-- begin --
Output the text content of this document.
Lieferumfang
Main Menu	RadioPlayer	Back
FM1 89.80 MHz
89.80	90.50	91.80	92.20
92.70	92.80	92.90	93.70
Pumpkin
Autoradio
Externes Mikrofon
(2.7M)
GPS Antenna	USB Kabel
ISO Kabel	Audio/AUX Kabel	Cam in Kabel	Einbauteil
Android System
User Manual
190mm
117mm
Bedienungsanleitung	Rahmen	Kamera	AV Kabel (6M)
-- end --
_TASK PROMPT_: Write out the entries above word for word.

_COMPLETED EXERCISE_:
Output the text content of this document.
Lieferumfang
Main Menu	RadioPlayer	Back
FM1 89.80 MHz
89.80	90.50	91.80	92.20
92.70	92.80	92.90	93.70
Pumpkin
Autoradio
Externes Mikrofon
(2.7M)
GPS Antenna	USB Kabel
ISO Kabel	Audio/AUX Kabel	Cam in Kabel	Einbauteil
Android System
User Manual
190mm
117mm
Bedienungsanleitung	Rahmen	Kamera	AV Kabel (6M)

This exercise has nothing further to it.